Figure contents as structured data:
##############################

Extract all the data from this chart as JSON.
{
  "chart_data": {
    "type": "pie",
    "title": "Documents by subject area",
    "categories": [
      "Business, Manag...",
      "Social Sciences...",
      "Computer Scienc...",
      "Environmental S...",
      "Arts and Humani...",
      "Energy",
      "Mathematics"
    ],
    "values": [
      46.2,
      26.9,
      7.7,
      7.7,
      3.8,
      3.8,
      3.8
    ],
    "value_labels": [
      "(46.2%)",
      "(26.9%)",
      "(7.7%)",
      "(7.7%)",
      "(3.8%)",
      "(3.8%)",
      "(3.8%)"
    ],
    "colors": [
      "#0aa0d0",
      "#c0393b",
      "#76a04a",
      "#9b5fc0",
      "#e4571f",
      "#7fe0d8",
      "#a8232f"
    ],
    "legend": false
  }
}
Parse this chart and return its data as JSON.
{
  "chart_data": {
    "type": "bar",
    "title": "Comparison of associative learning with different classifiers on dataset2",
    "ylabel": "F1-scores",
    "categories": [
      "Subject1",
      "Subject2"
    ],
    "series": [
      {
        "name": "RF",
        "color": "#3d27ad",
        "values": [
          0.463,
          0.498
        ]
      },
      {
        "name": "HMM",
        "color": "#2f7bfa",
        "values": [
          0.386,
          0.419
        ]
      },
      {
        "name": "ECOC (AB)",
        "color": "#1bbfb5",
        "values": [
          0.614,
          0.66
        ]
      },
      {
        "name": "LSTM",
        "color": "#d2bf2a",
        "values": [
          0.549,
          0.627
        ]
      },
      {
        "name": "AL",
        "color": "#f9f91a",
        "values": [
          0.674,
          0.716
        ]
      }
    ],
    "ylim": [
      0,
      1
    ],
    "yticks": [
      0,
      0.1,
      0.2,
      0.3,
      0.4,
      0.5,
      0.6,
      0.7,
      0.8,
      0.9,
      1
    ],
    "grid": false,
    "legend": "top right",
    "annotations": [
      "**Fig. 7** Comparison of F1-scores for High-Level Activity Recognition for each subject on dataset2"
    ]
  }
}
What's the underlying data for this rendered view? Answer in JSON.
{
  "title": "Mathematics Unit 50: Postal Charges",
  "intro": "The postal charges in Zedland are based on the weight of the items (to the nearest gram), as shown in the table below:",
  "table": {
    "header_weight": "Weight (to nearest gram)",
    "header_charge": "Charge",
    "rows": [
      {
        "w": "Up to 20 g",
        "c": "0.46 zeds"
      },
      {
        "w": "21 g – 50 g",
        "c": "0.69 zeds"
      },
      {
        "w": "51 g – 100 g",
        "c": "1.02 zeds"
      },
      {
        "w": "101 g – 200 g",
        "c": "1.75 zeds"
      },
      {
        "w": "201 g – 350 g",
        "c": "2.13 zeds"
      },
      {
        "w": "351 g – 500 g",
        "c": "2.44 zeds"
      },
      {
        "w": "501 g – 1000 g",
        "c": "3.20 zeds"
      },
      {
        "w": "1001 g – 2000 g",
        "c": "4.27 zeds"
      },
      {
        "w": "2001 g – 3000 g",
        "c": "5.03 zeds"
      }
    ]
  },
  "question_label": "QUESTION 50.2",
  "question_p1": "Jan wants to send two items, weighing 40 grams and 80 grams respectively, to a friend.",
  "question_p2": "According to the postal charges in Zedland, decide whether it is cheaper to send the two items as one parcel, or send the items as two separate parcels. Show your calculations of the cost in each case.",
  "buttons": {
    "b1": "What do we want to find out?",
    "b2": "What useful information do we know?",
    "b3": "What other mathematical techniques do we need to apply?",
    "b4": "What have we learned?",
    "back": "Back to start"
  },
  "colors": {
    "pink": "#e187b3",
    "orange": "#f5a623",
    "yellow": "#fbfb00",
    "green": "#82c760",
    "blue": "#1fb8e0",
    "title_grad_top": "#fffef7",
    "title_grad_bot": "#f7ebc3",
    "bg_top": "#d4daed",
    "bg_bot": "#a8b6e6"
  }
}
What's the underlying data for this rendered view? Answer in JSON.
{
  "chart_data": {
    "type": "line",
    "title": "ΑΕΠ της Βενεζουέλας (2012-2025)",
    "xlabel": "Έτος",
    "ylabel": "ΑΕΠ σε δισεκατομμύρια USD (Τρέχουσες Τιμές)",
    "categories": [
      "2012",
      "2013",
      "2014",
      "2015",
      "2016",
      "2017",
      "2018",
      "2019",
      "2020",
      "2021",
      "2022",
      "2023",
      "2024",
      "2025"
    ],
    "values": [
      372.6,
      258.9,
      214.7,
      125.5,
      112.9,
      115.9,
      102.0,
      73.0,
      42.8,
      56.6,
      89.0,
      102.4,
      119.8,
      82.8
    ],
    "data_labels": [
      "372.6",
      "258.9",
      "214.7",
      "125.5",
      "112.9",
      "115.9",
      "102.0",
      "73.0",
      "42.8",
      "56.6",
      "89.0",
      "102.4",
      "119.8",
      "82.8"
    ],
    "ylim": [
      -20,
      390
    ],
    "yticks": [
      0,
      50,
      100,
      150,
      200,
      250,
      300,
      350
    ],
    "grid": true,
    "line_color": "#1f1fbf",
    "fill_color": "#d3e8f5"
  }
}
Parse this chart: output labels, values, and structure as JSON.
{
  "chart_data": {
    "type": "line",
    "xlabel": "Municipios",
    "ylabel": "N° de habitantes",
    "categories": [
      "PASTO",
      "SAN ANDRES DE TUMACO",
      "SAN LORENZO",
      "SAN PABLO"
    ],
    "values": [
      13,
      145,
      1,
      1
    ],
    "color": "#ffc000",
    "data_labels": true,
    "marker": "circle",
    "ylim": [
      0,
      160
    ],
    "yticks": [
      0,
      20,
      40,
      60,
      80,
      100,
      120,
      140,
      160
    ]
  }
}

##############################

Report only the number of lines that hold the string "nearest" in this listing.

### CORRECT RESPONSE
2